__SET PROBLEM__.
Wherever the string "politicians" appears in the listing, copy that line.

__TASK INPUT__.
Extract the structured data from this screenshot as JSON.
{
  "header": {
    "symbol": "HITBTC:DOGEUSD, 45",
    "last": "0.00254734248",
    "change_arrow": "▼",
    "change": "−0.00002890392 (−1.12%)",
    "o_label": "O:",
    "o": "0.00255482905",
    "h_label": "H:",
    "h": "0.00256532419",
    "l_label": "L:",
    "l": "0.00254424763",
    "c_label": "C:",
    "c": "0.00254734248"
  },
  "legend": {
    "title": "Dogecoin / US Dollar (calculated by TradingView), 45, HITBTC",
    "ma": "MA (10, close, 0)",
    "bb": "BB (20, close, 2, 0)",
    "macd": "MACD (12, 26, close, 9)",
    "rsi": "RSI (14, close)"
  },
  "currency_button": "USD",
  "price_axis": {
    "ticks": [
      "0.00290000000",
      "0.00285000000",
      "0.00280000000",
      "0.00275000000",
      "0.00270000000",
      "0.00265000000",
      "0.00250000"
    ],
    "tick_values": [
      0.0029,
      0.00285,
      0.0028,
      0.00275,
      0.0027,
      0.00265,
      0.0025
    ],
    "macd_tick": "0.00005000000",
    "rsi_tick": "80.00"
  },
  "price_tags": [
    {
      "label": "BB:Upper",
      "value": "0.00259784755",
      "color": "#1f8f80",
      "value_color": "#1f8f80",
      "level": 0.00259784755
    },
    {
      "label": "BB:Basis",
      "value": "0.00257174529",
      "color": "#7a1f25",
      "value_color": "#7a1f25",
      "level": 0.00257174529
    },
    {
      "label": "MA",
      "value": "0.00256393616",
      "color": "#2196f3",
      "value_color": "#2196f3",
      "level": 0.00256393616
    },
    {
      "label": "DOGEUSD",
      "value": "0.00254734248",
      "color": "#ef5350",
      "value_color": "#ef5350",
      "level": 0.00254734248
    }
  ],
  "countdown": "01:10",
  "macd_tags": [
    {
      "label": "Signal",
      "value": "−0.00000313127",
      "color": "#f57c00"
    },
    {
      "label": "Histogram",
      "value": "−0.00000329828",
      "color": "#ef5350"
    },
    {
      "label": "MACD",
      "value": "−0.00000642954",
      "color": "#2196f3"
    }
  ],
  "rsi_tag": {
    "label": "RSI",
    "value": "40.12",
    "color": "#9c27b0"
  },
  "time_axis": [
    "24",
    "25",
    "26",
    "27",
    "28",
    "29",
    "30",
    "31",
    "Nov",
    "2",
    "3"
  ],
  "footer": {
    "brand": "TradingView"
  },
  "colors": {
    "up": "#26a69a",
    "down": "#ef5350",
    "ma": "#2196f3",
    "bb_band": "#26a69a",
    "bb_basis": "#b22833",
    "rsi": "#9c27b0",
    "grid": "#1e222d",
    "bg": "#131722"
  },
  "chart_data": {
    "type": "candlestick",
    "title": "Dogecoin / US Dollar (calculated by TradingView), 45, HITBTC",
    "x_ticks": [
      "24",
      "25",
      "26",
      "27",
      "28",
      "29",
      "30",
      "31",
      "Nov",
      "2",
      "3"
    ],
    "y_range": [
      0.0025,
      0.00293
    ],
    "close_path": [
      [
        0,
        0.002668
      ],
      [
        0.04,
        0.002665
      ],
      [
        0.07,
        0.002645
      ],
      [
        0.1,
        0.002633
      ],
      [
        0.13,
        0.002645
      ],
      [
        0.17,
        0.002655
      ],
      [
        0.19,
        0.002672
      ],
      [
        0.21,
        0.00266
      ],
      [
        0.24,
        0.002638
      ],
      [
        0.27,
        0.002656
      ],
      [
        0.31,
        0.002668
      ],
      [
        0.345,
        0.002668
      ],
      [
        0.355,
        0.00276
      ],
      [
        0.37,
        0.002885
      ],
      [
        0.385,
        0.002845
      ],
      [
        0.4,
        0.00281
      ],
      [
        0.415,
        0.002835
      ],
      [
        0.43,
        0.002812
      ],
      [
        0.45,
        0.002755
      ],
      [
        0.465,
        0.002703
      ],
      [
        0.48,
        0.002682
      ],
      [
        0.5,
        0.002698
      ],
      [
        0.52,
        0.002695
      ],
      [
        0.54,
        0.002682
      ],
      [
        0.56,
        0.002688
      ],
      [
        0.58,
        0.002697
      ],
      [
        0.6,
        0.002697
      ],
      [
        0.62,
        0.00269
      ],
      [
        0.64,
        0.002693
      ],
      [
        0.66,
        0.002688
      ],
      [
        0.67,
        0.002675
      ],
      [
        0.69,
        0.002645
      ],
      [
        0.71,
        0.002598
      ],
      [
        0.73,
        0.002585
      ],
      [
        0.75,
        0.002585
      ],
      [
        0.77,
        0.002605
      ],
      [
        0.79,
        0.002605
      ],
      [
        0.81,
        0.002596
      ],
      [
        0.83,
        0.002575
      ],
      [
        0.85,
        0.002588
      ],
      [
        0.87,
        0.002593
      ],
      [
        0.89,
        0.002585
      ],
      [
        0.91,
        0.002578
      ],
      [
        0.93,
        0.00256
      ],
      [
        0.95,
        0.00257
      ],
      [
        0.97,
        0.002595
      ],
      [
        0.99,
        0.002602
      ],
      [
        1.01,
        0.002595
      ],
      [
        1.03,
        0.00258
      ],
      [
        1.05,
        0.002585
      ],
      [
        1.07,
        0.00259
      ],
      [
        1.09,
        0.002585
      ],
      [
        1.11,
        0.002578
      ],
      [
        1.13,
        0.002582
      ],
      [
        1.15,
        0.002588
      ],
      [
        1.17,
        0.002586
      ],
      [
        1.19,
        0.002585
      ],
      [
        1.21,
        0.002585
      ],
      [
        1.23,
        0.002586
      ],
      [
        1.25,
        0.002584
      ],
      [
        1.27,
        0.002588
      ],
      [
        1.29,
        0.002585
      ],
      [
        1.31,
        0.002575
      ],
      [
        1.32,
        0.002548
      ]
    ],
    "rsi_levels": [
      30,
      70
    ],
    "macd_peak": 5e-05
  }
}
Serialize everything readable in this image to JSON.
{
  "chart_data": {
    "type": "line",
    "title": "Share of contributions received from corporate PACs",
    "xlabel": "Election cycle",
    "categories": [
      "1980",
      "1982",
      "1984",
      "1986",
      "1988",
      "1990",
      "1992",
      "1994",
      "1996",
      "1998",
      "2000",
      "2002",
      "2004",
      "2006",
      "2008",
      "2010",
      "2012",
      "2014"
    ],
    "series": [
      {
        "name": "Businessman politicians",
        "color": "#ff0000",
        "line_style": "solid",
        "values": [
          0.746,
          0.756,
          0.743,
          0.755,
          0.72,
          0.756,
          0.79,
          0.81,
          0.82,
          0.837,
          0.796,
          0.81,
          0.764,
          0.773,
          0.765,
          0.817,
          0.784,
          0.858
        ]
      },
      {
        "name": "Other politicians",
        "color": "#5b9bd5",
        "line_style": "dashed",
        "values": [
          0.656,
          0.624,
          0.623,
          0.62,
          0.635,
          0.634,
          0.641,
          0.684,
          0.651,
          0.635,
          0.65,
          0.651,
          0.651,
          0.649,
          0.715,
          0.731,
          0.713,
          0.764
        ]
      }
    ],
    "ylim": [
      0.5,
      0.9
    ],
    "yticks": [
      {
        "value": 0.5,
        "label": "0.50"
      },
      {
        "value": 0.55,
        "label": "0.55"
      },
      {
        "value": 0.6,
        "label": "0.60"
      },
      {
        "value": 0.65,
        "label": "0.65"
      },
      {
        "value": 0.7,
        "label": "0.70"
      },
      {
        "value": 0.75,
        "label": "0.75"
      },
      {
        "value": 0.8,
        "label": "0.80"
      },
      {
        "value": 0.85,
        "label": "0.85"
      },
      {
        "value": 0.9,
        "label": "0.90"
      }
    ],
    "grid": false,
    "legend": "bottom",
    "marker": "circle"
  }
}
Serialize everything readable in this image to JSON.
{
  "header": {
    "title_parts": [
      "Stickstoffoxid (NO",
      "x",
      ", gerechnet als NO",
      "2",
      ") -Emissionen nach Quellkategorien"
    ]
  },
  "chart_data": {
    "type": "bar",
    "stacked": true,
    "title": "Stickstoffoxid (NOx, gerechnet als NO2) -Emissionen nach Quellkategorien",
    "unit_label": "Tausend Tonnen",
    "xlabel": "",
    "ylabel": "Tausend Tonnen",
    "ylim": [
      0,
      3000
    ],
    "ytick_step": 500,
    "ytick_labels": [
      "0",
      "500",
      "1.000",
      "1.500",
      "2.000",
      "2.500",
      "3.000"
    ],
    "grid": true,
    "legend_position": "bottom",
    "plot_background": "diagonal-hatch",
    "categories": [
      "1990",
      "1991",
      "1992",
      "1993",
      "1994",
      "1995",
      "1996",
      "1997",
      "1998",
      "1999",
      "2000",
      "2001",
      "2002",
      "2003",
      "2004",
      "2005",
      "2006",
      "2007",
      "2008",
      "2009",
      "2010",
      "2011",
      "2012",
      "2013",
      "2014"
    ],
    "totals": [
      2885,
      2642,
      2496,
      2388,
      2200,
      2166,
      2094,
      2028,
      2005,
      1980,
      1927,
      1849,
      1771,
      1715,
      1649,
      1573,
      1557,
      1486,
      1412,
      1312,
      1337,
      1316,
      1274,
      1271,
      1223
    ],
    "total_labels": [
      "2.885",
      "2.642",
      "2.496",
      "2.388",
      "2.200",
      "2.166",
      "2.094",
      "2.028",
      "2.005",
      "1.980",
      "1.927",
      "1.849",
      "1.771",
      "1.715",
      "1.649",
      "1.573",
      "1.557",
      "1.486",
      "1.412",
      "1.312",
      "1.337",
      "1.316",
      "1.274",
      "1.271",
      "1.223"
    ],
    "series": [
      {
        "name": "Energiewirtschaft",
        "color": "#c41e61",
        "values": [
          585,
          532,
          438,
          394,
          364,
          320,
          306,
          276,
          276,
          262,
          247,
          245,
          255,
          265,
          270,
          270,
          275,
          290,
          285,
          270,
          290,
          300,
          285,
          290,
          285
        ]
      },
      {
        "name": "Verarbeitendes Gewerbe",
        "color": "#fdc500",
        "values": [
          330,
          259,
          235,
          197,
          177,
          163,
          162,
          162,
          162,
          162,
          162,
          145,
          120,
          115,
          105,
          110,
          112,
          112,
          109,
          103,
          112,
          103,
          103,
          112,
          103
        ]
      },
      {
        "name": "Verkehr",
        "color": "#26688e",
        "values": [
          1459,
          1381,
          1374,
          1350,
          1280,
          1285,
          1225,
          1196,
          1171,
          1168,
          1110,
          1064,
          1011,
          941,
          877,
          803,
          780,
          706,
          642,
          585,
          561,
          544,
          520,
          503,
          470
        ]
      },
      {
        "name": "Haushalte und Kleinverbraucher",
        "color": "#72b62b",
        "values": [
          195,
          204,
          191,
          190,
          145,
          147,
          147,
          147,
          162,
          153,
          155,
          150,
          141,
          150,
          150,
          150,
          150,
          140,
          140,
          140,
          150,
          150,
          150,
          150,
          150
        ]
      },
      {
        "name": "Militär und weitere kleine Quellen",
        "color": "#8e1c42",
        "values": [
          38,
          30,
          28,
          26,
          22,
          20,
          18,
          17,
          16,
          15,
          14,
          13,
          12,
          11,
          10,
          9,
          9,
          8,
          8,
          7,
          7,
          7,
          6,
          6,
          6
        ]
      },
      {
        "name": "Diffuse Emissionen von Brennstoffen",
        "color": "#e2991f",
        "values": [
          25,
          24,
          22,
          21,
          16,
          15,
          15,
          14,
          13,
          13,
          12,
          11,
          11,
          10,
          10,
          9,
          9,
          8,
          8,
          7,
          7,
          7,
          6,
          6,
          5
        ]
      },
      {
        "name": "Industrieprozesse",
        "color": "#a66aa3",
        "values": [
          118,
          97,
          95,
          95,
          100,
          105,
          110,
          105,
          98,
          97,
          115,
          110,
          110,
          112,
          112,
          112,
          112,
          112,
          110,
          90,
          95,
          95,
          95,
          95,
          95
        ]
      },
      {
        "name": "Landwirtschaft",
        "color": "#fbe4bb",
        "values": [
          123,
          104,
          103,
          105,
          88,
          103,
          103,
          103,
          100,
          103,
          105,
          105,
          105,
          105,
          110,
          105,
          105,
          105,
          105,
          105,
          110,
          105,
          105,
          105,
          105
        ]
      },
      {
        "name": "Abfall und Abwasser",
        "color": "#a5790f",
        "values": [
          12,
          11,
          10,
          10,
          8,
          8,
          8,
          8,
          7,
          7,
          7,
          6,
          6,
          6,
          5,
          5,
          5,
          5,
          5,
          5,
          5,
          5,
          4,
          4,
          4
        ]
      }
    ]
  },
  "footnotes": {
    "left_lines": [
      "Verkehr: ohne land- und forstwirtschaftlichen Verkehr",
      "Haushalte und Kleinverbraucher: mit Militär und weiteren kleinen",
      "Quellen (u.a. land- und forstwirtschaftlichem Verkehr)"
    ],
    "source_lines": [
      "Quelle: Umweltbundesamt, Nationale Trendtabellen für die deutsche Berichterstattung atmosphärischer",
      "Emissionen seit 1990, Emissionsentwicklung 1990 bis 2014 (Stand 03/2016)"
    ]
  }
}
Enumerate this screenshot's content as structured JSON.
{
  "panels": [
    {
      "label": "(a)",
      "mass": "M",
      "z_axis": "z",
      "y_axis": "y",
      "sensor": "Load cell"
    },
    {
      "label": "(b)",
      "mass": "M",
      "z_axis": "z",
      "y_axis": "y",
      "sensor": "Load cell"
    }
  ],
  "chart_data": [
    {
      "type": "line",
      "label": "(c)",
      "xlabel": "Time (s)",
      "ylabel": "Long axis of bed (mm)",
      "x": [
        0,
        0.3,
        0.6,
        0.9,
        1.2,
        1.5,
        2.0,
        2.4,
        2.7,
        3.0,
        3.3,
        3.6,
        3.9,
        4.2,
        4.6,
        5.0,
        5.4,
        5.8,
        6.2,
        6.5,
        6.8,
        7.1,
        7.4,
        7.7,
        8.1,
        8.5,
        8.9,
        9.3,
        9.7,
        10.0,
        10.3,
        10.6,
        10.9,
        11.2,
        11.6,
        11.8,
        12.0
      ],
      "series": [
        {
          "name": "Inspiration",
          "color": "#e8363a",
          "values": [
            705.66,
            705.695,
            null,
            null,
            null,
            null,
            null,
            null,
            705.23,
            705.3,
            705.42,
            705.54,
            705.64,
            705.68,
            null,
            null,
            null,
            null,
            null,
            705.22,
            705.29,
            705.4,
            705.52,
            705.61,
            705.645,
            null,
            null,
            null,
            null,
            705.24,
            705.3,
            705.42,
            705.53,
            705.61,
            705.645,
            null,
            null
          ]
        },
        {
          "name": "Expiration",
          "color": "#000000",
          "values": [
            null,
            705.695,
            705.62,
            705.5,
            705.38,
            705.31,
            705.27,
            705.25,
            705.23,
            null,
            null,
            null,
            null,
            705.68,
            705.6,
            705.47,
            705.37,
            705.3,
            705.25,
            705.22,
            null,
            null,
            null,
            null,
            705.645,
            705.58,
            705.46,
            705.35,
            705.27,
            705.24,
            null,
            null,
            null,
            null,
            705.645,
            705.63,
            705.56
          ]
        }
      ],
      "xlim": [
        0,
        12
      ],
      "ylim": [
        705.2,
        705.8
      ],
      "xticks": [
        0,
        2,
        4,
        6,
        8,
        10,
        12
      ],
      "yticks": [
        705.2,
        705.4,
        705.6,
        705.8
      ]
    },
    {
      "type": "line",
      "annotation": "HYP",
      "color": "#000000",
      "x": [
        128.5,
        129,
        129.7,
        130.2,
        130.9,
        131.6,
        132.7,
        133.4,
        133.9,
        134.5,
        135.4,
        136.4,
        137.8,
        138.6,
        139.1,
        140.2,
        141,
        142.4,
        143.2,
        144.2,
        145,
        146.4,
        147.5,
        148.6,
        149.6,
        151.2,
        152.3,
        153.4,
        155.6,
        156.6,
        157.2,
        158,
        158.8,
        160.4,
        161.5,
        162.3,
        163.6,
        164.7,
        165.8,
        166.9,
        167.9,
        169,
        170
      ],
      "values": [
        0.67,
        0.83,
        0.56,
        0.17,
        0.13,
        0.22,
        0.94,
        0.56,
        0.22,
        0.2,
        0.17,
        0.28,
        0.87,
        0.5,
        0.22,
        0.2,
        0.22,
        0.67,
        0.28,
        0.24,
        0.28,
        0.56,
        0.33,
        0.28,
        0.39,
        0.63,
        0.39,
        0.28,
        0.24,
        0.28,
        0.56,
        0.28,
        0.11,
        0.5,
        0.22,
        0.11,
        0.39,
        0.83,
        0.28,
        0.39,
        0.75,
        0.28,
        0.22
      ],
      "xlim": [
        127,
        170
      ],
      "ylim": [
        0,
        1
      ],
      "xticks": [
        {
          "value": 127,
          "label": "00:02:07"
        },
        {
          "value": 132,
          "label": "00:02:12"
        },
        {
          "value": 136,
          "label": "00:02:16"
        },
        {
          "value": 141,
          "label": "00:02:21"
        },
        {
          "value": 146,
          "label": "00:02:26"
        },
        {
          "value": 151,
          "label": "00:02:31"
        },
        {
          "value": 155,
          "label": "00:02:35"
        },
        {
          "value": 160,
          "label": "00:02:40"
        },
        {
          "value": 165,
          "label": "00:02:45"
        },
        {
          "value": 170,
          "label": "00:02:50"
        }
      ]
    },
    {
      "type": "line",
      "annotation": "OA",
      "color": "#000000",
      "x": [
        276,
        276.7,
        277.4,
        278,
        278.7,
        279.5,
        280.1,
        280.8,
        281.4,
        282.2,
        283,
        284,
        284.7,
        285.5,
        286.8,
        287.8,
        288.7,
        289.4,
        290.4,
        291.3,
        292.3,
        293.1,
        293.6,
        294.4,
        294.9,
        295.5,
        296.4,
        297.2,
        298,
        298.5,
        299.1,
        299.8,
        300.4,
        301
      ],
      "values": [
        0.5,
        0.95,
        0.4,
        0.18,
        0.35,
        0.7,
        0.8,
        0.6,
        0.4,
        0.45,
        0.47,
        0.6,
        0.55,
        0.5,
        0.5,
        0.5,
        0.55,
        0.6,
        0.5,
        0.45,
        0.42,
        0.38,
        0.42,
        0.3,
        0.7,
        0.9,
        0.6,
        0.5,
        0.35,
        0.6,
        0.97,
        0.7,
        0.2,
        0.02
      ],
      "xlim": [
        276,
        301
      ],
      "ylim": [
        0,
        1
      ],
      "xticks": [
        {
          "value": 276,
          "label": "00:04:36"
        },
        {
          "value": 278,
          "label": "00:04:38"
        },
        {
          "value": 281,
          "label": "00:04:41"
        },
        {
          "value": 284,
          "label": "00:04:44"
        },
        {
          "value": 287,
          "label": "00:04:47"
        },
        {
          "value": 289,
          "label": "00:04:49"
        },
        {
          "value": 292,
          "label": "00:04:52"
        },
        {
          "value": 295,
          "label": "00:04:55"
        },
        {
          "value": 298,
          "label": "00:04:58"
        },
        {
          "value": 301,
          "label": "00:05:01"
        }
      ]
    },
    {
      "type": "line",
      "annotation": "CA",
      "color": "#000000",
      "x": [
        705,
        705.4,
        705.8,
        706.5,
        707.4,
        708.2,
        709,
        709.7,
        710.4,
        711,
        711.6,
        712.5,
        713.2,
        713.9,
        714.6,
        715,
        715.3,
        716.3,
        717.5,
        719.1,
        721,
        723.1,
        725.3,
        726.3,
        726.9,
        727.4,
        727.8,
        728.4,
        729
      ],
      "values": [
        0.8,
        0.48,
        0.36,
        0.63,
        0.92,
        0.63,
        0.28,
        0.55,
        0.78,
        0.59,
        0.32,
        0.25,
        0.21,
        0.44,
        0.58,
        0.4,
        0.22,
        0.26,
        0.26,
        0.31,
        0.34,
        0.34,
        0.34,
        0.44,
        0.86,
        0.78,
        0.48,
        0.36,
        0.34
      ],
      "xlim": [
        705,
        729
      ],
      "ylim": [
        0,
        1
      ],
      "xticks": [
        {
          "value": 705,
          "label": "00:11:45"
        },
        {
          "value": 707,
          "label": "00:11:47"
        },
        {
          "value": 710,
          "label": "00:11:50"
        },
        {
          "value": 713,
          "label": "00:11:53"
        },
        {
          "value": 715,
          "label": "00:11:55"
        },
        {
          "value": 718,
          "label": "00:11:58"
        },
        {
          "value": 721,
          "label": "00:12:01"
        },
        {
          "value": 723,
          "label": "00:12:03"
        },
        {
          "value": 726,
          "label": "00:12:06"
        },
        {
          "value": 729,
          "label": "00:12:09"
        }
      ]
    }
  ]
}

__RESPONSE TO THIS TASK__.
        "name": "Businessman politicians",
        "name": "Other politicians",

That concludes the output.